----- SOURCE MATERIAL

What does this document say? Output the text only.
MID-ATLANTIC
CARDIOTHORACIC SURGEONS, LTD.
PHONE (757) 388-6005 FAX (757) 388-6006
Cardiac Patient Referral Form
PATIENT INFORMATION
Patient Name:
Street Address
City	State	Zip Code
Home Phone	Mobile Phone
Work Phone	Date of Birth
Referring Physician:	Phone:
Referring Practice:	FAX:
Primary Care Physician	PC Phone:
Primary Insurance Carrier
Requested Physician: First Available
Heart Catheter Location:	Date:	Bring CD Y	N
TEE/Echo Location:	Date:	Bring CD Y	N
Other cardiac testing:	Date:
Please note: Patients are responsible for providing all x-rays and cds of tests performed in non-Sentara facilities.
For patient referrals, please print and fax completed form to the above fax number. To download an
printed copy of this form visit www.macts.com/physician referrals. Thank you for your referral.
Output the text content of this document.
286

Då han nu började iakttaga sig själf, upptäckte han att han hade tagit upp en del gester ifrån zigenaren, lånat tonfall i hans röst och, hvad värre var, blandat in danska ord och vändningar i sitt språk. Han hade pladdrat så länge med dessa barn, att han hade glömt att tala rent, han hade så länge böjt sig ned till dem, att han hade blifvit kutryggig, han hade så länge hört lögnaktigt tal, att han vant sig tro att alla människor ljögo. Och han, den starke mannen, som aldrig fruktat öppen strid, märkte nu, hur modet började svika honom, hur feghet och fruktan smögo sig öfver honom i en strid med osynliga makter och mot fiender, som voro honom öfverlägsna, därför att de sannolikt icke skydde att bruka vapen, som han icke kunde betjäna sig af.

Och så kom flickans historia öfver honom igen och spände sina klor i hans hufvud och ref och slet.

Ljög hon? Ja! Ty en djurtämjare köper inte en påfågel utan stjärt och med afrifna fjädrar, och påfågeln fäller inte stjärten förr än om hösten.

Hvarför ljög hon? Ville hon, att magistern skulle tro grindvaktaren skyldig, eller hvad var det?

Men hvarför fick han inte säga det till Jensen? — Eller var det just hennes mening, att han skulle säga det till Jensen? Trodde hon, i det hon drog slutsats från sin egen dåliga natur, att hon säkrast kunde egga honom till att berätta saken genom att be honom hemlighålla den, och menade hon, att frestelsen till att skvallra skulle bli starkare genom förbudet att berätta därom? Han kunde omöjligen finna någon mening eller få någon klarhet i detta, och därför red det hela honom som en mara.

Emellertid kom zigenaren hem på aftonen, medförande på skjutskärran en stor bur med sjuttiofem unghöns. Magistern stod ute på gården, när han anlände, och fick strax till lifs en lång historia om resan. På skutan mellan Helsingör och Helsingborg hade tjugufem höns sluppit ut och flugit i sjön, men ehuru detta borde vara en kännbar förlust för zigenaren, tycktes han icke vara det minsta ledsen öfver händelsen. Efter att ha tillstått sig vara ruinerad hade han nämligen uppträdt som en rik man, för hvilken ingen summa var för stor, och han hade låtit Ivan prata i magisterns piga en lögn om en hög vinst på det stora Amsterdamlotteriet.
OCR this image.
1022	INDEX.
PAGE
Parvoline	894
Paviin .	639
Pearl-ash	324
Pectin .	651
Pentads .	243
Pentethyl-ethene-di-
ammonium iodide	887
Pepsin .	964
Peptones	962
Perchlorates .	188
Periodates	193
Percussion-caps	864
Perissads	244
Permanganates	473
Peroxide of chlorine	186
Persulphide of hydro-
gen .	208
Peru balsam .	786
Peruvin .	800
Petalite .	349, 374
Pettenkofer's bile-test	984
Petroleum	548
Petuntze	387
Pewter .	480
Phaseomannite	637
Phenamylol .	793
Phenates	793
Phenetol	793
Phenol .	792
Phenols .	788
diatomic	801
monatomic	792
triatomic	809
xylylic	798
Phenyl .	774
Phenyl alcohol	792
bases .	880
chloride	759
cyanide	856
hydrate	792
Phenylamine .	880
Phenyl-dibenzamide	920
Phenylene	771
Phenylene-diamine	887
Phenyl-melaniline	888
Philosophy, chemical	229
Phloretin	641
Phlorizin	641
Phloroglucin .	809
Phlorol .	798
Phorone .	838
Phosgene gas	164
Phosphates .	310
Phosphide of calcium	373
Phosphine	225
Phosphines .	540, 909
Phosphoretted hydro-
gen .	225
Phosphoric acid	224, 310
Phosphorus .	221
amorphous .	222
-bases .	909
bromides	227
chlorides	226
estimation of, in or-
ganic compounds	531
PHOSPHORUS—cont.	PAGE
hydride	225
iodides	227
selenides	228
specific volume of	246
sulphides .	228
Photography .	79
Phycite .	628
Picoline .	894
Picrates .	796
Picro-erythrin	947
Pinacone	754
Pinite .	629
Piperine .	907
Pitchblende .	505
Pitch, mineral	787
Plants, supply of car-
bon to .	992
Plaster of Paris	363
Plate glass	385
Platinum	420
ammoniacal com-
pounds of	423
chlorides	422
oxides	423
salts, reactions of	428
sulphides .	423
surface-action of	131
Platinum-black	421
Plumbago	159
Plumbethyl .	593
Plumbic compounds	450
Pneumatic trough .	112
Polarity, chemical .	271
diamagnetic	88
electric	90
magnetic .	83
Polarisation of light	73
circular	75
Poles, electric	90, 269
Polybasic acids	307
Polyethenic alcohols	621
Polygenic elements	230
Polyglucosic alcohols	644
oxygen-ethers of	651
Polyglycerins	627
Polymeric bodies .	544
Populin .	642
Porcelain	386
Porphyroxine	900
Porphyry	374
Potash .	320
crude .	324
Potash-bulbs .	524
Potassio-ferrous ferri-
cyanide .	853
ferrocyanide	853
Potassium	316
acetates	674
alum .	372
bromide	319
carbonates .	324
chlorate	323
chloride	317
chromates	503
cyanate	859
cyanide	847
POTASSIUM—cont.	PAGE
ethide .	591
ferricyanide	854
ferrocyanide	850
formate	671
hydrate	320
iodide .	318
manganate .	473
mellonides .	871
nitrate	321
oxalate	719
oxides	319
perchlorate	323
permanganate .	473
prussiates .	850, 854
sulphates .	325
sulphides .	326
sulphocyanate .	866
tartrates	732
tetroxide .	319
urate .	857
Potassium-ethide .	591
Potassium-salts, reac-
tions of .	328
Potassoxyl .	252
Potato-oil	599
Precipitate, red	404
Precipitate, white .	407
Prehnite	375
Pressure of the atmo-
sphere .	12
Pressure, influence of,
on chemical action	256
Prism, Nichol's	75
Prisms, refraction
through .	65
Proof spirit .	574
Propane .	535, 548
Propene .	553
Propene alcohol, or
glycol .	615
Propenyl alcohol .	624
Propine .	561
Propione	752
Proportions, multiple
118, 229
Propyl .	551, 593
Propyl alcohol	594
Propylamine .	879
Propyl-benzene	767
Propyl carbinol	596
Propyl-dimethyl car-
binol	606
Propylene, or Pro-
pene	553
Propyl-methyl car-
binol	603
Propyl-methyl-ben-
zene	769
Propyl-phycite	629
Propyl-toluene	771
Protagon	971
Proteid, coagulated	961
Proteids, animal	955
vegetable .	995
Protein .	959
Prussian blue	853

----------

-- TASK REQUIREMENTS --
Looking at the records above, work out how many lines include the word "PAGE", then give that number by itself.

-- RESPONSE --
3